>> BEGIN

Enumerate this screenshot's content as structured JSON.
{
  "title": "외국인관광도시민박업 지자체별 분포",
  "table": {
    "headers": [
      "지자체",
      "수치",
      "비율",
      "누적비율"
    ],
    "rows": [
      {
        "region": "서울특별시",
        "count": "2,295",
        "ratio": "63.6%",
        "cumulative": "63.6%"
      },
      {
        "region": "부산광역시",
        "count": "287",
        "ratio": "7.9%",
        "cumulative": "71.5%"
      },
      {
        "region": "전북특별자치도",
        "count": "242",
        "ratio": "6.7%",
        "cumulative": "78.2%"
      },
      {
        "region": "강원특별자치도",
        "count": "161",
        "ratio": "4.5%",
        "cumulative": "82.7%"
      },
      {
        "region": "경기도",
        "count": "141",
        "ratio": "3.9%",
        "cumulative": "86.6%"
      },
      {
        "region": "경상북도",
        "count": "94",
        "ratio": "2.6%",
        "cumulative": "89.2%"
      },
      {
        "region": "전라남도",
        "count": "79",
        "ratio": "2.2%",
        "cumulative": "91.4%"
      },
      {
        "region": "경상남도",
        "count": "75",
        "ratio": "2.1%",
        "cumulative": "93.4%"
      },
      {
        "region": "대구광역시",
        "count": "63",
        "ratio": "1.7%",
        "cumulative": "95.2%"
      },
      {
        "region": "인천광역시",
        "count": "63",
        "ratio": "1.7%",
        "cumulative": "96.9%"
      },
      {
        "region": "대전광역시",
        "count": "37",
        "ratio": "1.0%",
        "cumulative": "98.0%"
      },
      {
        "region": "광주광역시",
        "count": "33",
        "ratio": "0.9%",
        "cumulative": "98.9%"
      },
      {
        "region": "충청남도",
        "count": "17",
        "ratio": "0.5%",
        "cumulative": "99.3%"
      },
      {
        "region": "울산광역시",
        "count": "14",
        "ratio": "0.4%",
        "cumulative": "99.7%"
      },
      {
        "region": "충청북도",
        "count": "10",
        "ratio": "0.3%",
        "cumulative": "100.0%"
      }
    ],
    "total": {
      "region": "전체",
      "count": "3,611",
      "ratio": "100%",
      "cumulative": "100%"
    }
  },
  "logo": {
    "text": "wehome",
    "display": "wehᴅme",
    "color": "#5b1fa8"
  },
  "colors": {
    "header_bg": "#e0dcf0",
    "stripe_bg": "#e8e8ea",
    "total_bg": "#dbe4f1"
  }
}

>> END

TASK TO CARRY OUT: Extract every record. Keep wording exact.

FINISHED TASK:
Enumerate this screenshot's content as structured JSON.
{
  "title": "외국인관광도시민박업 지자체별 분포",
  "table": {
    "headers": [
      "지자체",
      "수치",
      "비율",
      "누적비율"
    ],
    "rows": [
      {
        "region": "서울특별시",
        "count": "2,295",
        "ratio": "63.6%",
        "cumulative": "63.6%"
      },
      {
        "region": "부산광역시",
        "count": "287",
        "ratio": "7.9%",
        "cumulative": "71.5%"
      },
      {
        "region": "전북특별자치도",
        "count": "242",
        "ratio": "6.7%",
        "cumulative": "78.2%"
      },
      {
        "region": "강원특별자치도",
        "count": "161",
        "ratio": "4.5%",
        "cumulative": "82.7%"
      },
      {
        "region": "경기도",
        "count": "141",
        "ratio": "3.9%",
        "cumulative": "86.6%"
      },
      {
        "region": "경상북도",
        "count": "94",
        "ratio": "2.6%",
        "cumulative": "89.2%"
      },
      {
        "region": "전라남도",
        "count": "79",
        "ratio": "2.2%",
        "cumulative": "91.4%"
      },
      {
        "region": "경상남도",
        "count": "75",
        "ratio": "2.1%",
        "cumulative": "93.4%"
      },
      {
        "region": "대구광역시",
        "count": "63",
        "ratio": "1.7%",
        "cumulative": "95.2%"
      },
      {
        "region": "인천광역시",
        "count": "63",
        "ratio": "1.7%",
        "cumulative": "96.9%"
      },
      {
        "region": "대전광역시",
        "count": "37",
        "ratio": "1.0%",
        "cumulative": "98.0%"
      },
      {
        "region": "광주광역시",
        "count": "33",
        "ratio": "0.9%",
        "cumulative": "98.9%"
      },
      {
        "region": "충청남도",
        "count": "17",
        "ratio": "0.5%",
        "cumulative": "99.3%"
      },
      {
        "region": "울산광역시",
        "count": "14",
        "ratio": "0.4%",
        "cumulative": "99.7%"
      },
      {
        "region": "충청북도",
        "count": "10",
        "ratio": "0.3%",
        "cumulative": "100.0%"
      }
    ],
    "total": {
      "region": "전체",
      "count": "3,611",
      "ratio": "100%",
      "cumulative": "100%"
    }
  },
  "logo": {
    "text": "wehome",
    "display": "wehᴅme",
    "color": "#5b1fa8"
  },
  "colors": {
    "header_bg": "#e0dcf0",
    "stripe_bg": "#e8e8ea",
    "total_bg": "#dbe4f1"
  }
}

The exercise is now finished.